Dove si trovava la Piazza
della Polveriera che lei menziona in alcune delle sue pagine? Che edificio
ricordano le rovine che sfidano il tempo in Calzada tra Paseo e 2 nel Vedado? A
cosa deve il suo nome il ristorante 1830? Qual’èla storia del Parque Maceo, di
fronte all’ospedale Hermanos Amejeiras, alla fine del primo tratto del Malecón
e all’altezza della calle Belascoain? Lettori giovani e non tanto giovani
abbordano lo scriba per la strada con queste e altre domande, alle quali
cercherò di rispondere adesso. Comincerò da quest’ultima.
Il Parque Maceo, si è
inaugurato il 20 maggio del 1916, quando si inaugurò il monumento col quale si
rende omaggio al Luogotenente Generale dell’Esercito di Liberazione, opera
dello scultore italiano Domenico Boni. Una legge del 1910, firmata dal
presidente José Miguel Gómez, disponeva la realizzazione della statua e
prevedeva un investimento di 100.000 pesos. In virtù di questa disposizione si
emise nel 1911 un bando di concorso in cui si chiamavano gli “scultori del
mondo” ad inviare le loro proposte al concorso. L’inaugurazione ebbe luogo
sotto la presidenza del maggior generale Mario Garcia Menoca.
La piattaforma del monumento
si appoggia in quattro grandi figure rappresentative: davanti, L’Azione e il
Pensiero; dietro, la Gistizia e la Legge. Di fronte al piedestallo, il rilievo
di Mariana nel momento di far giurare fedeltà e sacrificio per la Patria ai
suoi figli. Dietro, nello stesso piedestallo, la rappresentazione della
battaglia di Peralejo. Attorno al
blocco, quattro grandi rilievi evocano imprese del Titano: Mangos de Begía de
Baraguá, Cacarajícara e La Indiana. Sul fronte la Vittoria vola sopra una prora
spinta dalle anime degli eroi. Nella parte posteriore, la Repubblica con la
bandiera spiegata al vento, accoglie grata l’assistente, la figura più umile dell’esercito.

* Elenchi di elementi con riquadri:
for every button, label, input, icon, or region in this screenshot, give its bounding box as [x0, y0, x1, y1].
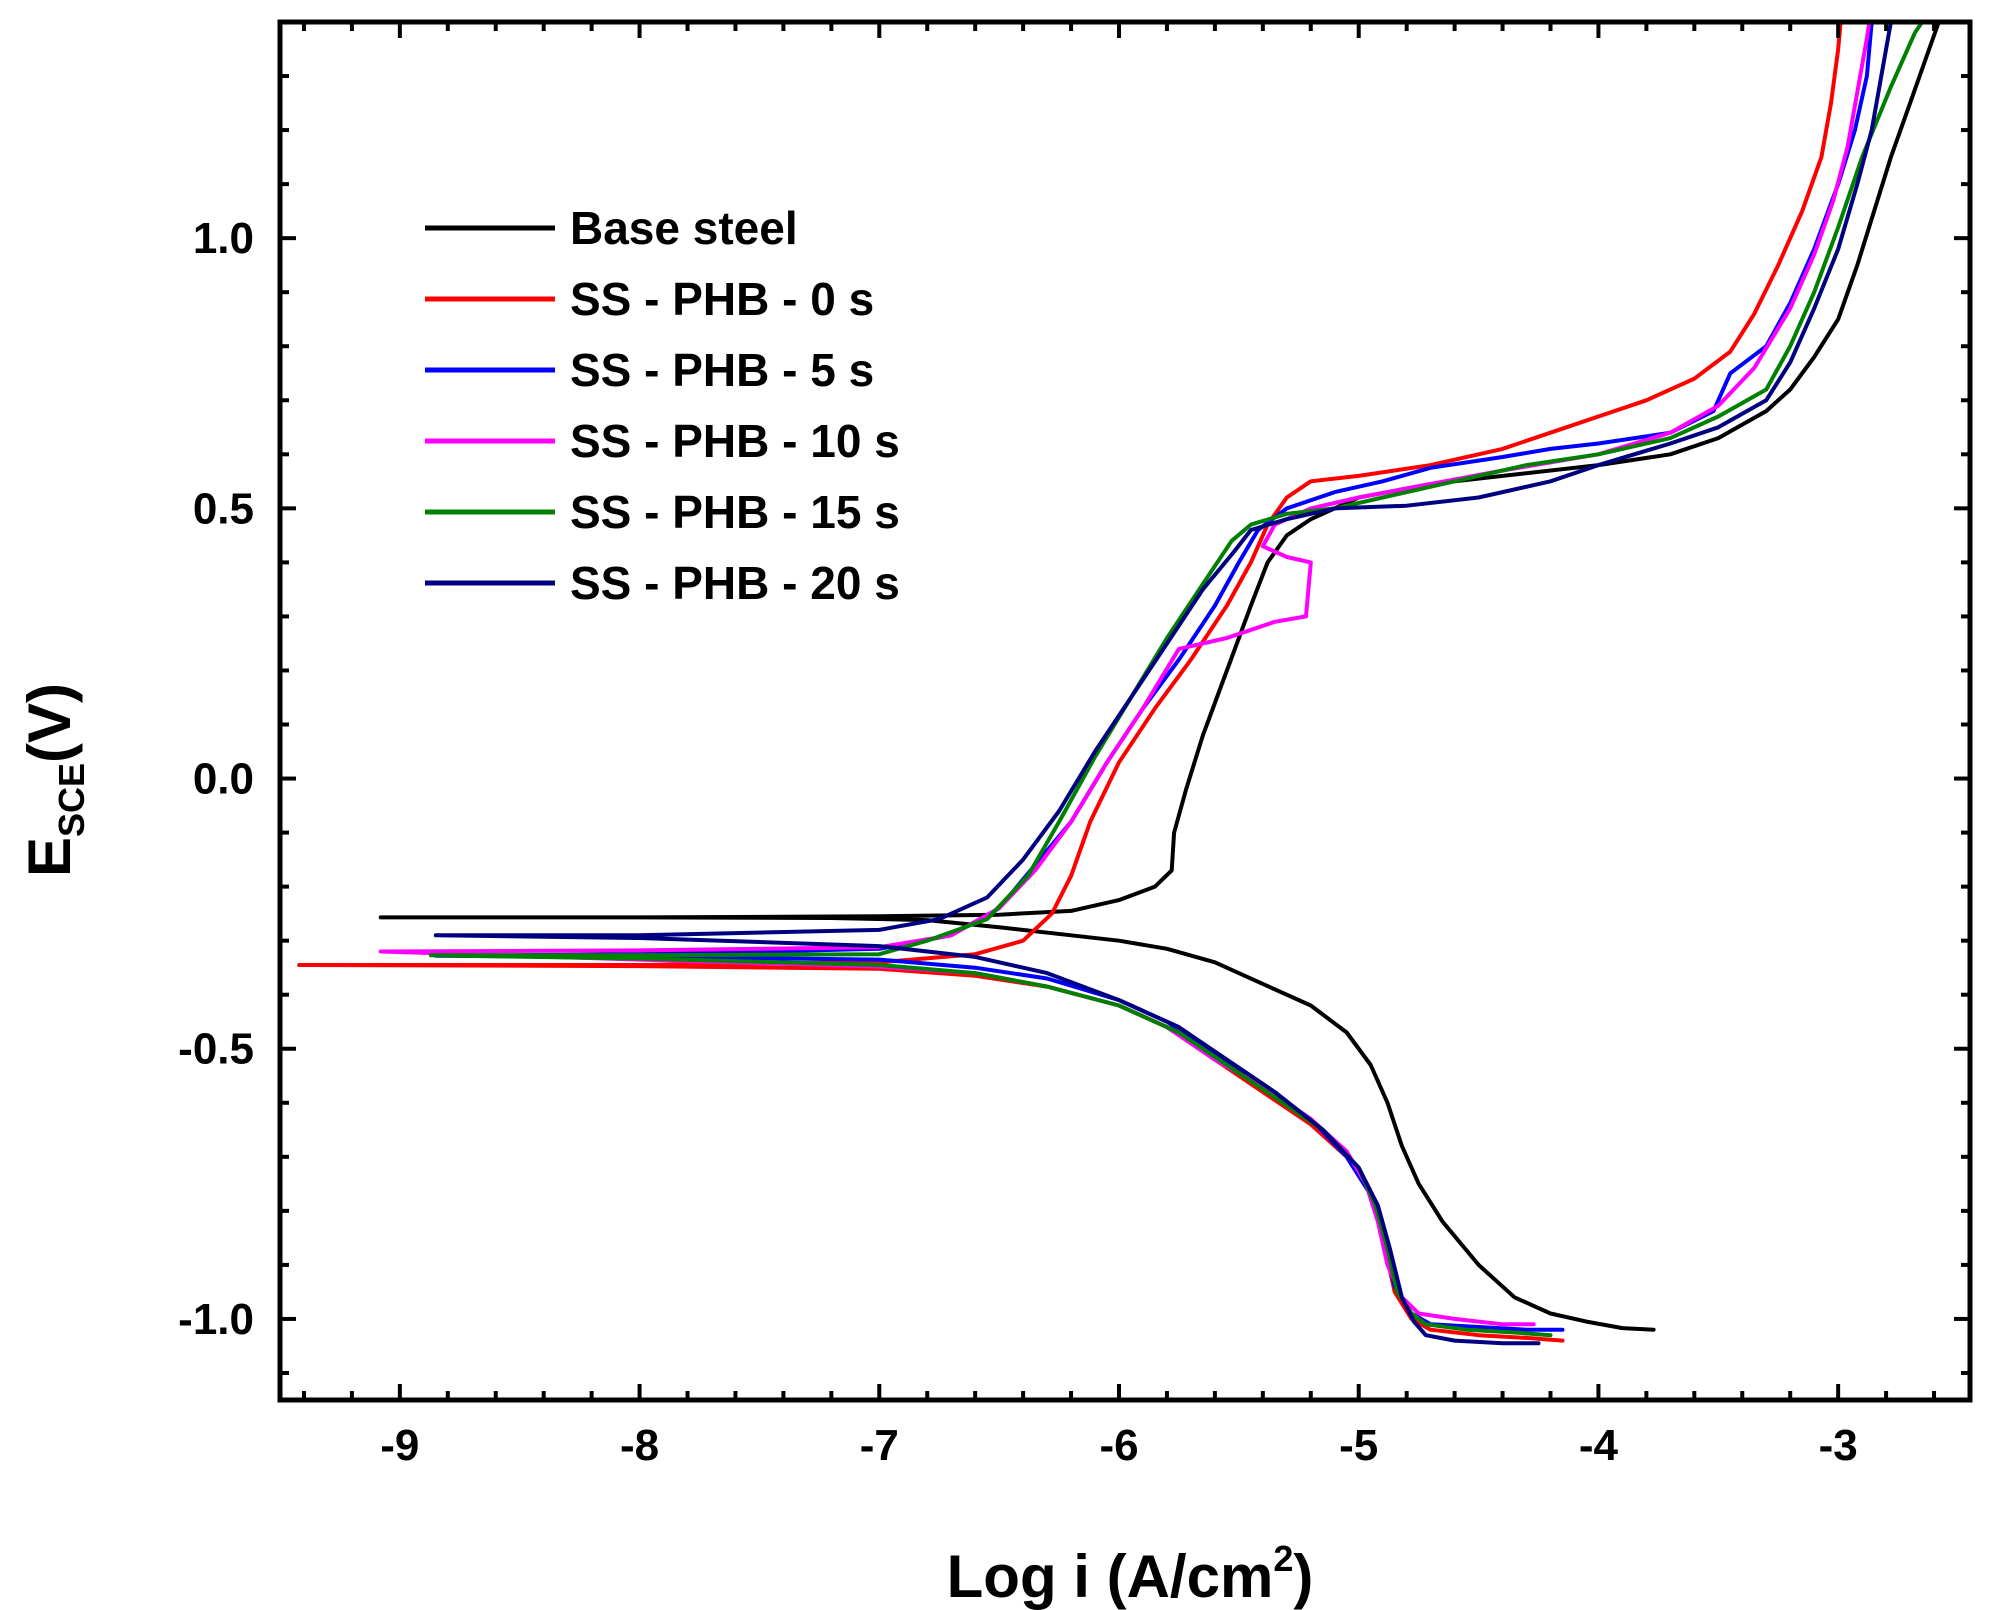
- x-axis-title: Log i (A/cm2): [947, 1538, 1314, 1610]
- legend: Base steel SS - PHB - 0 s SS - PHB - 5 s SS…: [425, 202, 900, 609]
- x-axis-title-tail: ): [1293, 1543, 1313, 1610]
- y-tick-label: 0.0: [193, 755, 254, 804]
- y-axis-title-tail: (V): [16, 683, 83, 763]
- plot-frame: [277, 19, 1973, 1403]
- y-tick-label: 0.5: [193, 484, 254, 533]
- legend-label-4: SS - PHB - 15 s: [570, 486, 900, 538]
- y-tick-label: -1.0: [178, 1295, 254, 1344]
- y-axis-title-main: E: [16, 837, 83, 877]
- x-tick-label: -3: [1819, 1421, 1858, 1470]
- x-tick-label: -6: [1099, 1421, 1138, 1470]
- x-tick-label: -8: [620, 1421, 659, 1470]
- series-line-5: [433, 20, 1893, 1346]
- x-tick-label: -9: [380, 1421, 419, 1470]
- legend-label-3: SS - PHB - 10 s: [570, 415, 900, 467]
- y-axis-title-sub: SCE: [51, 763, 92, 837]
- x-tick-label: -4: [1579, 1421, 1619, 1470]
- y-tick-label: -0.5: [178, 1025, 254, 1074]
- legend-label-1: SS - PHB - 0 s: [570, 273, 874, 325]
- tick-layer: -9 -8 -7 -6 -5 -4 -3 -1.0 -0.5 0.0 0.5 1.0: [178, 20, 1970, 1470]
- x-tick-label: -5: [1339, 1421, 1378, 1470]
- legend-label-5: SS - PHB - 20 s: [570, 557, 900, 609]
- series-line-0: [378, 20, 1941, 1332]
- x-axis-title-main: Log i (A/cm: [947, 1543, 1274, 1610]
- legend-label-0: Base steel: [570, 202, 798, 254]
- x-tick-label: -7: [860, 1421, 899, 1470]
- legend-label-2: SS - PHB - 5 s: [570, 344, 874, 396]
- y-tick-label: 1.0: [193, 214, 254, 263]
- y-axis-title: ESCE(V): [16, 683, 92, 877]
- x-axis-title-sup: 2: [1273, 1538, 1293, 1579]
- series-line-1: [297, 20, 1843, 1343]
- series-layer: [297, 20, 1941, 1346]
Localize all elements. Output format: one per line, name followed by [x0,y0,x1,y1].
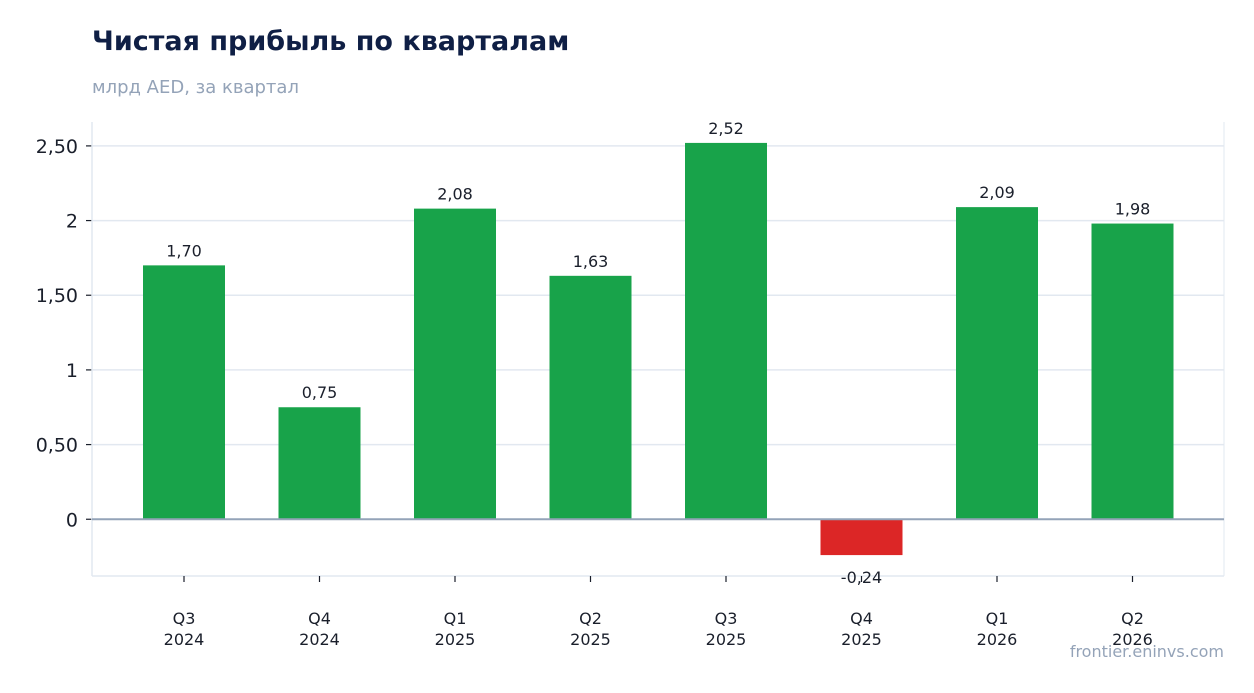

* OBIETTIVO 1: Secondo il testo sul Parque Maceo, quale scultore realizzò il monumento al Luogotenente Generale dell'Esercito di Liberazione?
* OBIETTIVO 2: Riporta fedelmente il passo del testo sul Parque Maceo che inizia con "Il Parque Maceo, si" e termina con "Mario Garcia Menoca.".
* OBIETTIVO 3: Elenca i luoghi su cui vertono le domande dei lettori riportate all'inizio del testo sul Parque Maceo.
L'elenco non ha alcuna relazione con il testo sul Parque Maceo.

* RISULTATO 1: Lo scultore italiano Domenico Boni.

* RISULTATO 2:
Il Parque Maceo, si è
inaugurato il 20 maggio del 1916, quando si inaugurò il monumento col quale si
rende omaggio al Luogotenente Generale dell’Esercito di Liberazione, opera
dello scultore italiano Domenico Boni. Una legge del 1910, firmata dal
presidente José Miguel Gómez, disponeva la realizzazione della statua e
prevedeva un investimento di 100.000 pesos. In virtù di questa disposizione si
emise nel 1911 un bando di concorso in cui si chiamavano gli “scultori del
mondo” ad inviare le loro proposte al concorso. L’inaugurazione ebbe luogo
sotto la presidenza del maggior generale Mario Garcia Menoca.

* RISULTATO 3:
- Piazza della Polveriera
- rovine in Calzada tra Paseo e 2 nel Vedado
- ristorante 1830
- Parque Maceo